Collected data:
________________

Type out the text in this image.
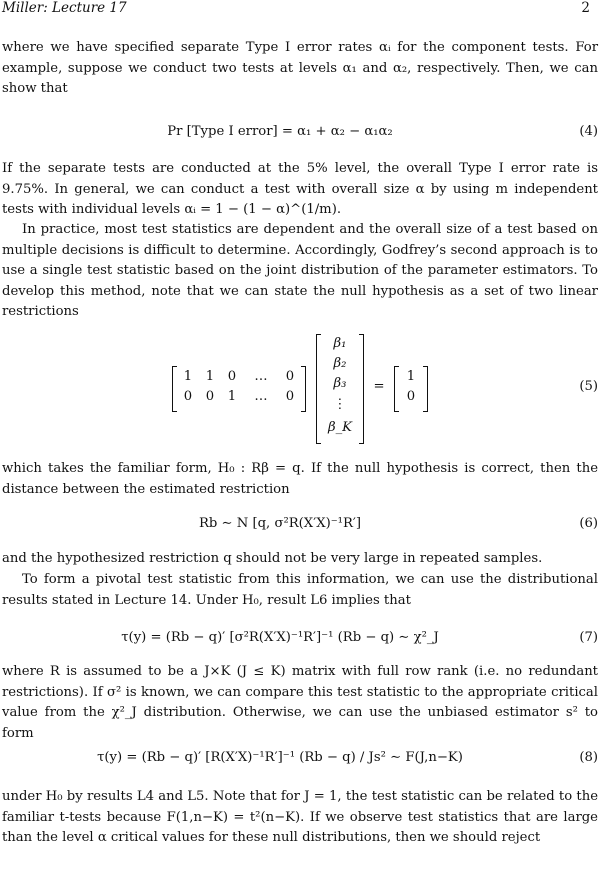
Miller: Lecture 17	2

where we have specified separate Type I error rates αᵢ for the component tests. For example, suppose we conduct two tests at levels α₁ and α₂, respectively. Then, we can show that

Pr [Type I error] = α₁ + α₂ − α₁α₂	(4)

If the separate tests are conducted at the 5% level, the overall Type I error rate is 9.75%. In general, we can conduct a test with overall size α by using m independent tests with individual levels αᵢ = 1 − (1 − α)^(1/m).

In practice, most test statistics are dependent and the overall size of a test based on multiple decisions is difficult to determine. Accordingly, Godfrey’s second approach is to use a single test statistic based on the joint distribution of the parameter estimators. To develop this method, note that we can state the null hypothesis as a set of two linear restrictions

1 1 0	…	0
0 0 1	…	0
β₁
β₂
β₃
⋮
β_K
=
1
0
(5)

which takes the familiar form, H₀ : Rβ = q. If the null hypothesis is correct, then the distance between the estimated restriction

Rb ∼ N [q, σ²R(X′X)⁻¹R′]	(6)

and the hypothesized restriction q should not be very large in repeated samples.

To form a pivotal test statistic from this information, we can use the distributional results stated in Lecture 14. Under H₀, result L6 implies that

τ(y) = (Rb − q)′ [σ²R(X′X)⁻¹R′]⁻¹ (Rb − q) ∼ χ²_J	(7)

where R is assumed to be a J×K (J ≤ K) matrix with full row rank (i.e. no redundant restrictions). If σ² is known, we can compare this test statistic to the appropriate critical value from the χ²_J distribution. Otherwise, we can use the unbiased estimator s² to form

τ(y) = (Rb − q)′ [R(X′X)⁻¹R′]⁻¹ (Rb − q) / Js² ∼ F(J,n−K)	(8)

under H₀ by results L4 and L5. Note that for J = 1, the test statistic can be related to the familiar t-tests because F(1,n−K) = t²(n−K). If we observe test statistics that are large than the level α critical values for these null distributions, then we should reject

________________

GIVEN PROBLEM: Show the lines of the records that contain the word "results".

RESPONSE FOR THIS EXERCISE:
To form a pivotal test statistic from this information, we can use the distributional results stated in Lecture 14. Under H₀, result L6 implies that
under H₀ by results L4 and L5. Note that for J = 1, the test statistic can be related to the familiar t-tests because F(1,n−K) = t²(n−K). If we observe test statistics that are large than the level α critical values for these null distributions, then we should reject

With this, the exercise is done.